(Data listing)
————
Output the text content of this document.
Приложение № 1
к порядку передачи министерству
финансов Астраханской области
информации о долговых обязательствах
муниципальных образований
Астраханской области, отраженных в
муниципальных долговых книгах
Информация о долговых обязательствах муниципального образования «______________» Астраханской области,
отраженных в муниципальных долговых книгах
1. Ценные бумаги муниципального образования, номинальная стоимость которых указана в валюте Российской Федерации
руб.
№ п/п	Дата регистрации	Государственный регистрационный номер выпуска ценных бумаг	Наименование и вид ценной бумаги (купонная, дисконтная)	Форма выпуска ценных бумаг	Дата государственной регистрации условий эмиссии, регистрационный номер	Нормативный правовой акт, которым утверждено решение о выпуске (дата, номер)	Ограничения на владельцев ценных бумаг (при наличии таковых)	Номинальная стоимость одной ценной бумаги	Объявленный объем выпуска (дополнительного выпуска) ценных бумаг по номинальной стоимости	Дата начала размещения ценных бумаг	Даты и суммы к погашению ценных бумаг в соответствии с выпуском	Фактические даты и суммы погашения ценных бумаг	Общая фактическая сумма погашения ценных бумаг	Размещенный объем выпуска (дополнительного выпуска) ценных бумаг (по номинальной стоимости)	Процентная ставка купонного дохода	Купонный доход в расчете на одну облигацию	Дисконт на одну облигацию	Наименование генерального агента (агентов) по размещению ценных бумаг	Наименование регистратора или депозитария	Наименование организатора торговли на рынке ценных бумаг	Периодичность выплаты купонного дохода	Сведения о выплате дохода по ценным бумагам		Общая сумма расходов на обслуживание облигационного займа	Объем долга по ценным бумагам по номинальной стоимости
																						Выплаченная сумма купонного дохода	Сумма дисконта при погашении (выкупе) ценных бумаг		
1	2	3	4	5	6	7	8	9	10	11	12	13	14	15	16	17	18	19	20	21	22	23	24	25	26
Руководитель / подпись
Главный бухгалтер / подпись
————
* _WORK INSTRUCTIONS_: From the data above, pick out each line containing "книгах" and copy it.

* _FULL OUTPUT_:
муниципальных долговых книгах
отраженных в муниципальных долговых книгах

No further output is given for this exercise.